Task description –
All of the records listed below should be retyped exactly.

Records from a data collection
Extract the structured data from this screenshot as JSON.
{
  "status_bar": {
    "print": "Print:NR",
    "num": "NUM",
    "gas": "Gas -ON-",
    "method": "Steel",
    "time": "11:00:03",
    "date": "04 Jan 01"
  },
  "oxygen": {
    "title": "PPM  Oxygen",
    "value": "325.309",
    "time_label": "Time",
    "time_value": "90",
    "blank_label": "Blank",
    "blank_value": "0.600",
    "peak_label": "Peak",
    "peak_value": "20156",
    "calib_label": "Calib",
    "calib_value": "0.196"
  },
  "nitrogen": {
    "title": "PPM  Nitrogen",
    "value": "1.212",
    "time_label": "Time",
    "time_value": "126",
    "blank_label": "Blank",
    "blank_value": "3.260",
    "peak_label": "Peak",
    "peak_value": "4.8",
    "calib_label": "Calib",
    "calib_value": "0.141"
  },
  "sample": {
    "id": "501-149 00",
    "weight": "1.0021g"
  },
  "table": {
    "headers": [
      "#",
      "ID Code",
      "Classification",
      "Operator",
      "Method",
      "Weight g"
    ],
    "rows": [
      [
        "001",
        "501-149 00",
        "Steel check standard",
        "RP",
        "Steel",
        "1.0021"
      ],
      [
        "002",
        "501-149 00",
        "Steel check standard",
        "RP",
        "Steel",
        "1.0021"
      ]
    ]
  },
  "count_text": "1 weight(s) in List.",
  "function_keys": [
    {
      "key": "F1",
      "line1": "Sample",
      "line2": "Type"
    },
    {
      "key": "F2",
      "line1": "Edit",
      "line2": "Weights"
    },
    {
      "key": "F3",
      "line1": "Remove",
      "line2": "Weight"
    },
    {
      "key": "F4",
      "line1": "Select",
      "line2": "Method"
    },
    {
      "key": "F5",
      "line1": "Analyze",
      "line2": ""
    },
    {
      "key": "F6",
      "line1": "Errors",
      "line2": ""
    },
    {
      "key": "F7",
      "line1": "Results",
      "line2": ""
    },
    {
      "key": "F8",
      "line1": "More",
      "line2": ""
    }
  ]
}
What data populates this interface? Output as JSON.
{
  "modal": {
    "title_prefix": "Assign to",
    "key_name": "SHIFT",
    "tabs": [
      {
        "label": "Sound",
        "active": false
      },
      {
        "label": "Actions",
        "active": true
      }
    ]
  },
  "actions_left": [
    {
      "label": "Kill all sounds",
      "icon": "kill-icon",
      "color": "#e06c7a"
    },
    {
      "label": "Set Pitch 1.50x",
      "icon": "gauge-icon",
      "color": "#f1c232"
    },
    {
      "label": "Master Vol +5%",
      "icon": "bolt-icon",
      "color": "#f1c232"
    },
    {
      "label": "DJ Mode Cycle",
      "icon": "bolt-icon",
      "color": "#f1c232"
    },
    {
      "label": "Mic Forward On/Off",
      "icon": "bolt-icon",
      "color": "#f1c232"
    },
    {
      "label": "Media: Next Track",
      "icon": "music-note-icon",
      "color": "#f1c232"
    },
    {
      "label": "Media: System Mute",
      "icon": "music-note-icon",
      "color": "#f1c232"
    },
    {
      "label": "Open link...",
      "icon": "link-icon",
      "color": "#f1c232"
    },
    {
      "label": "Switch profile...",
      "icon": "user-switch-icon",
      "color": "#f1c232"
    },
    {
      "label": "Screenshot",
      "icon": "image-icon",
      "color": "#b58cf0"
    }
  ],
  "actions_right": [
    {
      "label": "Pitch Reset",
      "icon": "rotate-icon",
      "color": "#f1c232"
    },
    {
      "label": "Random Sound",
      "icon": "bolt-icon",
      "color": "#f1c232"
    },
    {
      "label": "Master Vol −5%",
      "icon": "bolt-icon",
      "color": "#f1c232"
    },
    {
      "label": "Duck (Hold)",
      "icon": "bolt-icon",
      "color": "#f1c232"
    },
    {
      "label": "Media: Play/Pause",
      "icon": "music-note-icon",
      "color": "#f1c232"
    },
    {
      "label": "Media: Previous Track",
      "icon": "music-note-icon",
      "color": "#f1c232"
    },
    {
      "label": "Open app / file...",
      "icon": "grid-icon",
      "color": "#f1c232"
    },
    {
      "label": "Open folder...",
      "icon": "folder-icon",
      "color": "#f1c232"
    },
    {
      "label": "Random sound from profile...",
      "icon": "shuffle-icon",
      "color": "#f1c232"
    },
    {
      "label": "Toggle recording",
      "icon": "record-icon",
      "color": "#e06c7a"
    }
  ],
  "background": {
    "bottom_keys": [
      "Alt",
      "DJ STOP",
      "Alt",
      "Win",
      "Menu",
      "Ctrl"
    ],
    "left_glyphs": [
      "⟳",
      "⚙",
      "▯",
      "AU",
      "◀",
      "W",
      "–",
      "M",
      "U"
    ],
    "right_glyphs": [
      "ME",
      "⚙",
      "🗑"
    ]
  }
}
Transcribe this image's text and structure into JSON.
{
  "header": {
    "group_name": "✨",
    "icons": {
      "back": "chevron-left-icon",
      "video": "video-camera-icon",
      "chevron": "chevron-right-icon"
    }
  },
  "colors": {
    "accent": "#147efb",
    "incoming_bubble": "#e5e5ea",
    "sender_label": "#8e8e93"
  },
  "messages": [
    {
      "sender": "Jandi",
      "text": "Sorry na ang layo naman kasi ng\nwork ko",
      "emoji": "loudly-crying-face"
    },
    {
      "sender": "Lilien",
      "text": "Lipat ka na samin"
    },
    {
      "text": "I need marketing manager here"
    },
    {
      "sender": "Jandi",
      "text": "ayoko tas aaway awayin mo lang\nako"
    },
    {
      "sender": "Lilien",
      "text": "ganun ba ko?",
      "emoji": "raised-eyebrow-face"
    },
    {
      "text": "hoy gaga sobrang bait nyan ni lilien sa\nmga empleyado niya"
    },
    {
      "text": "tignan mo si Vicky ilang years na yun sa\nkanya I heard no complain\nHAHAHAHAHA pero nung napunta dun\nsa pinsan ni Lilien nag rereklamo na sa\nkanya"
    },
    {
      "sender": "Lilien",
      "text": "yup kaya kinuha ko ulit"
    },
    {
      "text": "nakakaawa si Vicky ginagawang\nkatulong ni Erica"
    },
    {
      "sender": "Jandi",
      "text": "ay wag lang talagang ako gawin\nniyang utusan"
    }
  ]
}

Solved problem –
Extract the structured data from this screenshot as JSON.
{
  "status_bar": {
    "print": "Print:NR",
    "num": "NUM",
    "gas": "Gas -ON-",
    "method": "Steel",
    "time": "11:00:03",
    "date": "04 Jan 01"
  },
  "oxygen": {
    "title": "PPM  Oxygen",
    "value": "325.309",
    "time_label": "Time",
    "time_value": "90",
    "blank_label": "Blank",
    "blank_value": "0.600",
    "peak_label": "Peak",
    "peak_value": "20156",
    "calib_label": "Calib",
    "calib_value": "0.196"
  },
  "nitrogen": {
    "title": "PPM  Nitrogen",
    "value": "1.212",
    "time_label": "Time",
    "time_value": "126",
    "blank_label": "Blank",
    "blank_value": "3.260",
    "peak_label": "Peak",
    "peak_value": "4.8",
    "calib_label": "Calib",
    "calib_value": "0.141"
  },
  "sample": {
    "id": "501-149 00",
    "weight": "1.0021g"
  },
  "table": {
    "headers": [
      "#",
      "ID Code",
      "Classification",
      "Operator",
      "Method",
      "Weight g"
    ],
    "rows": [
      [
        "001",
        "501-149 00",
        "Steel check standard",
        "RP",
        "Steel",
        "1.0021"
      ],
      [
        "002",
        "501-149 00",
        "Steel check standard",
        "RP",
        "Steel",
        "1.0021"
      ]
    ]
  },
  "count_text": "1 weight(s) in List.",
  "function_keys": [
    {
      "key": "F1",
      "line1": "Sample",
      "line2": "Type"
    },
    {
      "key": "F2",
      "line1": "Edit",
      "line2": "Weights"
    },
    {
      "key": "F3",
      "line1": "Remove",
      "line2": "Weight"
    },
    {
      "key": "F4",
      "line1": "Select",
      "line2": "Method"
    },
    {
      "key": "F5",
      "line1": "Analyze",
      "line2": ""
    },
    {
      "key": "F6",
      "line1": "Errors",
      "line2": ""
    },
    {
      "key": "F7",
      "line1": "Results",
      "line2": ""
    },
    {
      "key": "F8",
      "line1": "More",
      "line2": ""
    }
  ]
}
What data populates this interface? Output as JSON.
{
  "modal": {
    "title_prefix": "Assign to",
    "key_name": "SHIFT",
    "tabs": [
      {
        "label": "Sound",
        "active": false
      },
      {
        "label": "Actions",
        "active": true
      }
    ]
  },
  "actions_left": [
    {
      "label": "Kill all sounds",
      "icon": "kill-icon",
      "color": "#e06c7a"
    },
    {
      "label": "Set Pitch 1.50x",
      "icon": "gauge-icon",
      "color": "#f1c232"
    },
    {
      "label": "Master Vol +5%",
      "icon": "bolt-icon",
      "color": "#f1c232"
    },
    {
      "label": "DJ Mode Cycle",
      "icon": "bolt-icon",
      "color": "#f1c232"
    },
    {
      "label": "Mic Forward On/Off",
      "icon": "bolt-icon",
      "color": "#f1c232"
    },
    {
      "label": "Media: Next Track",
      "icon": "music-note-icon",
      "color": "#f1c232"
    },
    {
      "label": "Media: System Mute",
      "icon": "music-note-icon",
      "color": "#f1c232"
    },
    {
      "label": "Open link...",
      "icon": "link-icon",
      "color": "#f1c232"
    },
    {
      "label": "Switch profile...",
      "icon": "user-switch-icon",
      "color": "#f1c232"
    },
    {
      "label": "Screenshot",
      "icon": "image-icon",
      "color": "#b58cf0"
    }
  ],
  "actions_right": [
    {
      "label": "Pitch Reset",
      "icon": "rotate-icon",
      "color": "#f1c232"
    },
    {
      "label": "Random Sound",
      "icon": "bolt-icon",
      "color": "#f1c232"
    },
    {
      "label": "Master Vol −5%",
      "icon": "bolt-icon",
      "color": "#f1c232"
    },
    {
      "label": "Duck (Hold)",
      "icon": "bolt-icon",
      "color": "#f1c232"
    },
    {
      "label": "Media: Play/Pause",
      "icon": "music-note-icon",
      "color": "#f1c232"
    },
    {
      "label": "Media: Previous Track",
      "icon": "music-note-icon",
      "color": "#f1c232"
    },
    {
      "label": "Open app / file...",
      "icon": "grid-icon",
      "color": "#f1c232"
    },
    {
      "label": "Open folder...",
      "icon": "folder-icon",
      "color": "#f1c232"
    },
    {
      "label": "Random sound from profile...",
      "icon": "shuffle-icon",
      "color": "#f1c232"
    },
    {
      "label": "Toggle recording",
      "icon": "record-icon",
      "color": "#e06c7a"
    }
  ],
  "background": {
    "bottom_keys": [
      "Alt",
      "DJ STOP",
      "Alt",
      "Win",
      "Menu",
      "Ctrl"
    ],
    "left_glyphs": [
      "⟳",
      "⚙",
      "▯",
      "AU",
      "◀",
      "W",
      "–",
      "M",
      "U"
    ],
    "right_glyphs": [
      "ME",
      "⚙",
      "🗑"
    ]
  }
}
Transcribe this image's text and structure into JSON.
{
  "header": {
    "group_name": "✨",
    "icons": {
      "back": "chevron-left-icon",
      "video": "video-camera-icon",
      "chevron": "chevron-right-icon"
    }
  },
  "colors": {
    "accent": "#147efb",
    "incoming_bubble": "#e5e5ea",
    "sender_label": "#8e8e93"
  },
  "messages": [
    {
      "sender": "Jandi",
      "text": "Sorry na ang layo naman kasi ng\nwork ko",
      "emoji": "loudly-crying-face"
    },
    {
      "sender": "Lilien",
      "text": "Lipat ka na samin"
    },
    {
      "text": "I need marketing manager here"
    },
    {
      "sender": "Jandi",
      "text": "ayoko tas aaway awayin mo lang\nako"
    },
    {
      "sender": "Lilien",
      "text": "ganun ba ko?",
      "emoji": "raised-eyebrow-face"
    },
    {
      "text": "hoy gaga sobrang bait nyan ni lilien sa\nmga empleyado niya"
    },
    {
      "text": "tignan mo si Vicky ilang years na yun sa\nkanya I heard no complain\nHAHAHAHAHA pero nung napunta dun\nsa pinsan ni Lilien nag rereklamo na sa\nkanya"
    },
    {
      "sender": "Lilien",
      "text": "yup kaya kinuha ko ulit"
    },
    {
      "text": "nakakaawa si Vicky ginagawang\nkatulong ni Erica"
    },
    {
      "sender": "Jandi",
      "text": "ay wag lang talagang ako gawin\nniyang utusan"
    }
  ]
}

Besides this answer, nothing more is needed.